→ **SHORT TASK**
Repeat every line from the line containing "Read out every word on this page." to the end of the data, exactly. Leave the pictures out.

───── MATERIAL SUPPLIED ─────

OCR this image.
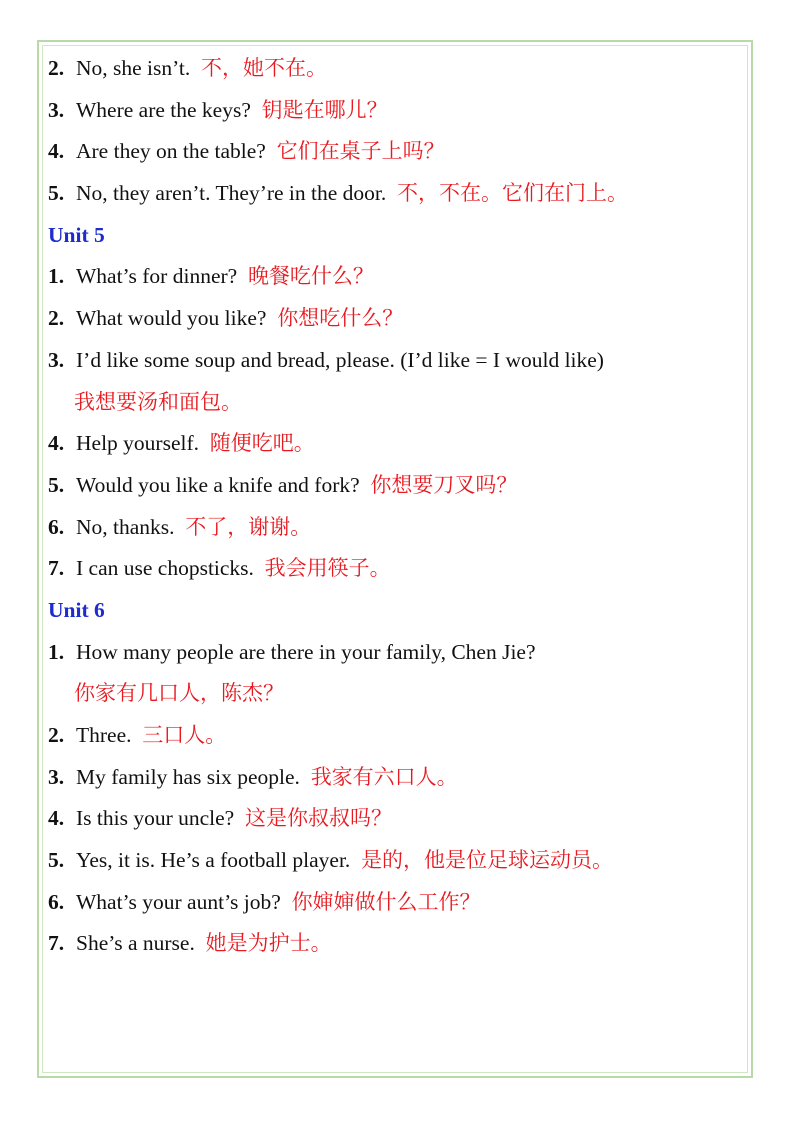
2. No, she isn’t. 不，她不在。
3. Where are the keys? 钥匙在哪儿？
4. Are they on the table? 它们在桌子上吗？
5. No, they aren’t. They’re in the door. 不，不在。它们在门上。
Unit 5
1. What’s for dinner? 晚餐吃什么？
2. What would you like? 你想吃什么？
3. I’d like some soup and bread, please. (I’d like = I would like)
我想要汤和面包。
4. Help yourself. 随便吃吧。
5. Would you like a knife and fork? 你想要刀叉吗？
6. No, thanks. 不了，谢谢。
7. I can use chopsticks. 我会用筷子。
Unit 6
1. How many people are there in your family, Chen Jie?
你家有几口人，陈杰？
2. Three. 三口人。
3. My family has six people. 我家有六口人。
4. Is this your uncle? 这是你叔叔吗？
5. Yes, it is. He’s a football player. 是的，他是位足球运动员。
6. What’s your aunt’s job? 你婶婶做什么工作？
7. She’s a nurse. 她是为护士。
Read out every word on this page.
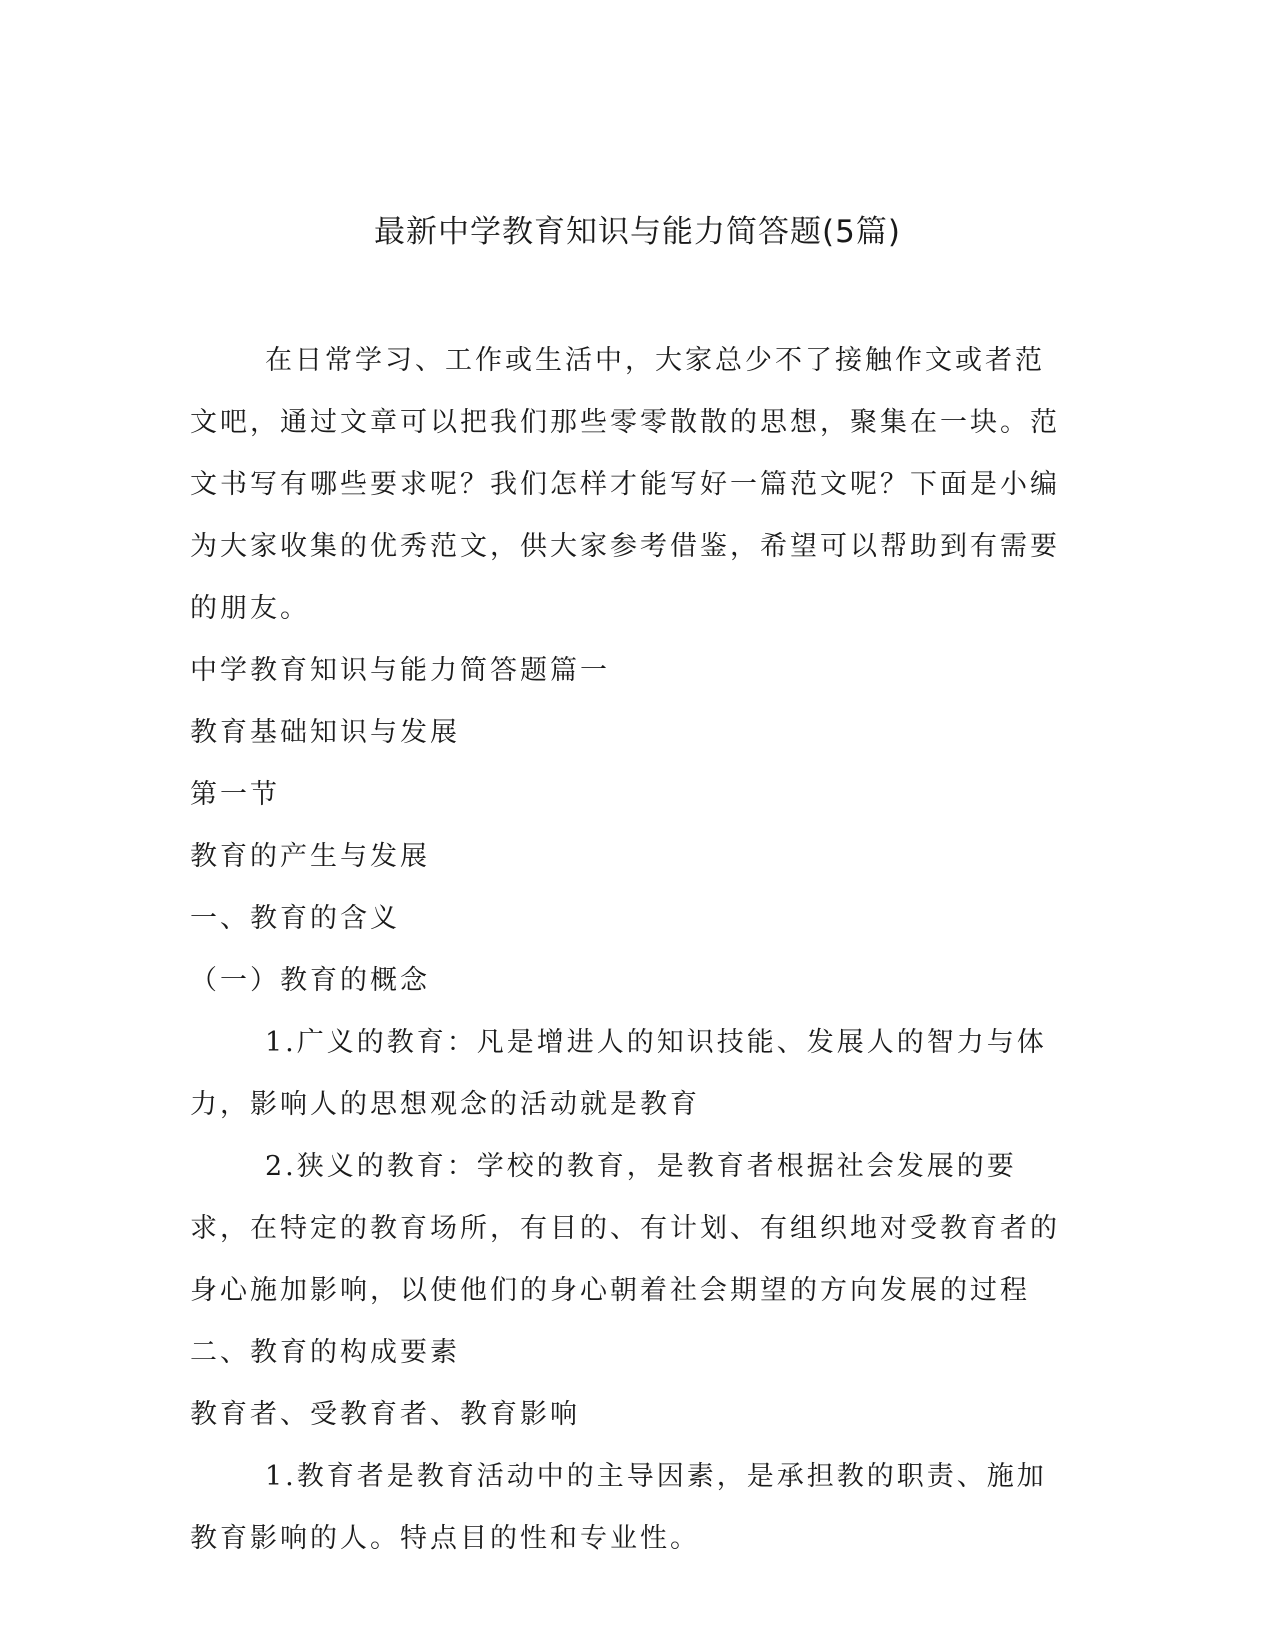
最新中学教育知识与能力简答题(5篇)

在日常学习、工作或生活中，大家总少不了接触作文或者范文吧，通过文章可以把我们那些零零散散的思想，聚集在一块。范文书写有哪些要求呢？我们怎样才能写好一篇范文呢？下面是小编为大家收集的优秀范文，供大家参考借鉴，希望可以帮助到有需要的朋友。

中学教育知识与能力简答题篇一

教育基础知识与发展

第一节

教育的产生与发展

一、教育的含义

（一）教育的概念

1.广义的教育：凡是增进人的知识技能、发展人的智力与体力，影响人的思想观念的活动就是教育

2.狭义的教育：学校的教育，是教育者根据社会发展的要求，在特定的教育场所，有目的、有计划、有组织地对受教育者的身心施加影响，以使他们的身心朝着社会期望的方向发展的过程

二、教育的构成要素

教育者、受教育者、教育影响

1.教育者是教育活动中的主导因素，是承担教的职责、施加教育影响的人。特点目的性和专业性。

─────

→ **EXERCISE SOLUTION**
Read out every word on this page.
最新中学教育知识与能力简答题(5篇)

在日常学习、工作或生活中，大家总少不了接触作文或者范文吧，通过文章可以把我们那些零零散散的思想，聚集在一块。范文书写有哪些要求呢？我们怎样才能写好一篇范文呢？下面是小编为大家收集的优秀范文，供大家参考借鉴，希望可以帮助到有需要的朋友。

中学教育知识与能力简答题篇一

教育基础知识与发展

第一节

教育的产生与发展

一、教育的含义

（一）教育的概念

1.广义的教育：凡是增进人的知识技能、发展人的智力与体力，影响人的思想观念的活动就是教育

2.狭义的教育：学校的教育，是教育者根据社会发展的要求，在特定的教育场所，有目的、有计划、有组织地对受教育者的身心施加影响，以使他们的身心朝着社会期望的方向发展的过程

二、教育的构成要素

教育者、受教育者、教育影响

1.教育者是教育活动中的主导因素，是承担教的职责、施加教育影响的人。特点目的性和专业性。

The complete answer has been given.